[Rows from a figure dataset]
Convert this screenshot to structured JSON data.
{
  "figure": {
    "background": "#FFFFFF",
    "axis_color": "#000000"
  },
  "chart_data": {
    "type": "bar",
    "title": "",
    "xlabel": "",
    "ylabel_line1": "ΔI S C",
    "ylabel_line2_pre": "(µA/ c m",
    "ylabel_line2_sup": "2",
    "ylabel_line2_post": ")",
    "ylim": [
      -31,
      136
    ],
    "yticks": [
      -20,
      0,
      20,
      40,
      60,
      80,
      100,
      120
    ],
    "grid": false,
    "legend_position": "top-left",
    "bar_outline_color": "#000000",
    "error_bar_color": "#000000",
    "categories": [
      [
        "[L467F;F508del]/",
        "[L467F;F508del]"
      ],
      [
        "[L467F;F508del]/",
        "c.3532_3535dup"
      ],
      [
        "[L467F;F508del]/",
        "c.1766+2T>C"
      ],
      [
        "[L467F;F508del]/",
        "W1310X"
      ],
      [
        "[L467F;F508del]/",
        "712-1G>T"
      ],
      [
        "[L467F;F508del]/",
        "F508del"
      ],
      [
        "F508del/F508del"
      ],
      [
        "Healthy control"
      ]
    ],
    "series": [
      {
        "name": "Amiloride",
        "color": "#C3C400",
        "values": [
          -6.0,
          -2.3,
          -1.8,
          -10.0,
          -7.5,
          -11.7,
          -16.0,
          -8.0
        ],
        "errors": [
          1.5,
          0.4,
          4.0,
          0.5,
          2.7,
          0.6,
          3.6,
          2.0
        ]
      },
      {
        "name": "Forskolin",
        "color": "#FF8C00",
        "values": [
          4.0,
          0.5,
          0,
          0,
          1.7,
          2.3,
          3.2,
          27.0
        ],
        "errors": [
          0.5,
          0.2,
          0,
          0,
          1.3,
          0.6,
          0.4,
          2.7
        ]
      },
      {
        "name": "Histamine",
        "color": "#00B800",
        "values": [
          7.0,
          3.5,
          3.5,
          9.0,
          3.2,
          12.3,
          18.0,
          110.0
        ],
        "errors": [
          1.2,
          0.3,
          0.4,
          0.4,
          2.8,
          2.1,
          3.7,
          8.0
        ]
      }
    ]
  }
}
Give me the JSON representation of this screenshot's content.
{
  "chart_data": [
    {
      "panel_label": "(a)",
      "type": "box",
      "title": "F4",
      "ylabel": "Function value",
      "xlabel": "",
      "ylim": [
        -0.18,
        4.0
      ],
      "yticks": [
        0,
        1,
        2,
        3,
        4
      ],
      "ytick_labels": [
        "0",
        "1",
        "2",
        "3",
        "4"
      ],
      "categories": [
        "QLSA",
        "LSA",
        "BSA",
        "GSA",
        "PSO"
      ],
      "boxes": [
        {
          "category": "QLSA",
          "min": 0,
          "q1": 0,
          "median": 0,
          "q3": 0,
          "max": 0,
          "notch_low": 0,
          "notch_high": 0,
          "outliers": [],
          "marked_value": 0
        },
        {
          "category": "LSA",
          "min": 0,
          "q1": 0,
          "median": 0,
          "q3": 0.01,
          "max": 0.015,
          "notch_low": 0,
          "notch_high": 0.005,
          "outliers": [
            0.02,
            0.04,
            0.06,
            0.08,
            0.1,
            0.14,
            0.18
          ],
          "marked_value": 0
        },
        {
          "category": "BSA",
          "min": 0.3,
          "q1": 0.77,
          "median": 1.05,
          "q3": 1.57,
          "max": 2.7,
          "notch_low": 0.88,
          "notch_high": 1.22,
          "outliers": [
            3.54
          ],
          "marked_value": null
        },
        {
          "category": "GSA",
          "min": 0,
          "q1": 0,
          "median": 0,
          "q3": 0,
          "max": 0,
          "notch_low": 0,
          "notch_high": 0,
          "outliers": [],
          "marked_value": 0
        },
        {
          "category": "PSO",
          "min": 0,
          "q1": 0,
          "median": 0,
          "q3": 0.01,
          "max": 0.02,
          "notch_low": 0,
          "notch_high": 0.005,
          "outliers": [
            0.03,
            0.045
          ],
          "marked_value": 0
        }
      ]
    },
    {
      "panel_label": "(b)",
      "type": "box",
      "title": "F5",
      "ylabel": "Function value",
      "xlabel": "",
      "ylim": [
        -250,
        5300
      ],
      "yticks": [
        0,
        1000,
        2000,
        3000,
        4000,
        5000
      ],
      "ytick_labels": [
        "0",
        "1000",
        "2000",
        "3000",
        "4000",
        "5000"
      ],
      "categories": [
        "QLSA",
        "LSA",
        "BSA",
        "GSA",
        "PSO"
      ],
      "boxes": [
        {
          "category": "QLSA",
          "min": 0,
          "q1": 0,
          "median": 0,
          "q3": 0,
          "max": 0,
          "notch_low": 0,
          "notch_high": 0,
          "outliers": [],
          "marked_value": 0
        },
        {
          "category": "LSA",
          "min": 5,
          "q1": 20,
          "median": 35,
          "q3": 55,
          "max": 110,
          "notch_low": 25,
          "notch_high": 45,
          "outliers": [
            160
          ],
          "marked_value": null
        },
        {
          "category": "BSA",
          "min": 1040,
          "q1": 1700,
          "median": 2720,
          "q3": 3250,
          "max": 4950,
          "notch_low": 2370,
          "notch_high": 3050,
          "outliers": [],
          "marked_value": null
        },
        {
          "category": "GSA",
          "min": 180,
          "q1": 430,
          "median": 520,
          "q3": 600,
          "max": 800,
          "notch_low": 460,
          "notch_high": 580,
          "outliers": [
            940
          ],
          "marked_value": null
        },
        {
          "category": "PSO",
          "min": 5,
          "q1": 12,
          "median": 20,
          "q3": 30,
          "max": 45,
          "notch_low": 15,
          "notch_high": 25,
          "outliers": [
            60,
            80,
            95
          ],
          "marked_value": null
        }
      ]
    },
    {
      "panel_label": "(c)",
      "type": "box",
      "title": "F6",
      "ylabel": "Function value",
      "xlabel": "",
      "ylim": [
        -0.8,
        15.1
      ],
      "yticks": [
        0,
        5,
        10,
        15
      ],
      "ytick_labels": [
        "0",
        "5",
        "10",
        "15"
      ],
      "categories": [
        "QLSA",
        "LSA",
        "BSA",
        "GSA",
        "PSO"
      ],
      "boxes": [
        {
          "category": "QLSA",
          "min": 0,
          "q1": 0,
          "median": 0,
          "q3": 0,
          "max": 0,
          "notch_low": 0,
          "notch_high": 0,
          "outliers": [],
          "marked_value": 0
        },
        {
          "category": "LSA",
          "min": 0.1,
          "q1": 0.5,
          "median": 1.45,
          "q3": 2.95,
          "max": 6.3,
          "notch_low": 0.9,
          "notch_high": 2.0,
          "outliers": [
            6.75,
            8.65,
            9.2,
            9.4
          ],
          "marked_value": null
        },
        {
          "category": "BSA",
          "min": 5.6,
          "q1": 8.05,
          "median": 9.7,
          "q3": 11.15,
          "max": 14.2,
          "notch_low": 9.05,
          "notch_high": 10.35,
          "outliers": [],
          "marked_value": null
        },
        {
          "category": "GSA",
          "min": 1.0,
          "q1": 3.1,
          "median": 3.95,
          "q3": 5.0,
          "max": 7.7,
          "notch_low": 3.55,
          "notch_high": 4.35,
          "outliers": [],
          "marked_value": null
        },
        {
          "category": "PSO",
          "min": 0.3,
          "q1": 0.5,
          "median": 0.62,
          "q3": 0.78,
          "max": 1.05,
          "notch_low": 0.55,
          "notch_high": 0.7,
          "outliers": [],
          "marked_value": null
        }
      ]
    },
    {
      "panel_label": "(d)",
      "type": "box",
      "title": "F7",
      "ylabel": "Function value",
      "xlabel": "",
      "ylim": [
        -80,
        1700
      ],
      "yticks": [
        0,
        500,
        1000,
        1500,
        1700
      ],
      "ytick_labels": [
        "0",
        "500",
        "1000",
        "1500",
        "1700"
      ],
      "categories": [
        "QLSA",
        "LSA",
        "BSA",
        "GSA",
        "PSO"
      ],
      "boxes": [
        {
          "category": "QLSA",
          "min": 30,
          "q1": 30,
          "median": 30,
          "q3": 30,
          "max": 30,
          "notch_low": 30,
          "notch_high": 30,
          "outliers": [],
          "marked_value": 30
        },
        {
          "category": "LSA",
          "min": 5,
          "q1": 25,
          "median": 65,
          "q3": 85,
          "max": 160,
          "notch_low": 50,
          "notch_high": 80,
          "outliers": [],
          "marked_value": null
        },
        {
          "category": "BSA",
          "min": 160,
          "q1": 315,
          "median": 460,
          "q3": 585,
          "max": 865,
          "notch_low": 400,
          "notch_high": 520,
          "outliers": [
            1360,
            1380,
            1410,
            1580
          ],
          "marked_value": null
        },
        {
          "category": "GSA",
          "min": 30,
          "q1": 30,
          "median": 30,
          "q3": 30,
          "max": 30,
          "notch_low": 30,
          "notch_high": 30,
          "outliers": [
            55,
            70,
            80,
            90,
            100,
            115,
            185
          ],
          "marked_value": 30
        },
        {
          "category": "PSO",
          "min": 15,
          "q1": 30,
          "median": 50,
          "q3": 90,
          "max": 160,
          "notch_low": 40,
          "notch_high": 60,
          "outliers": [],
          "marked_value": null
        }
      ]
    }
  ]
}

◆ **What you should do**
Copy every line above that includes the string "JSON".

◆ **Reply to the task**
Convert this screenshot to structured JSON data.
Give me the JSON representation of this screenshot's content.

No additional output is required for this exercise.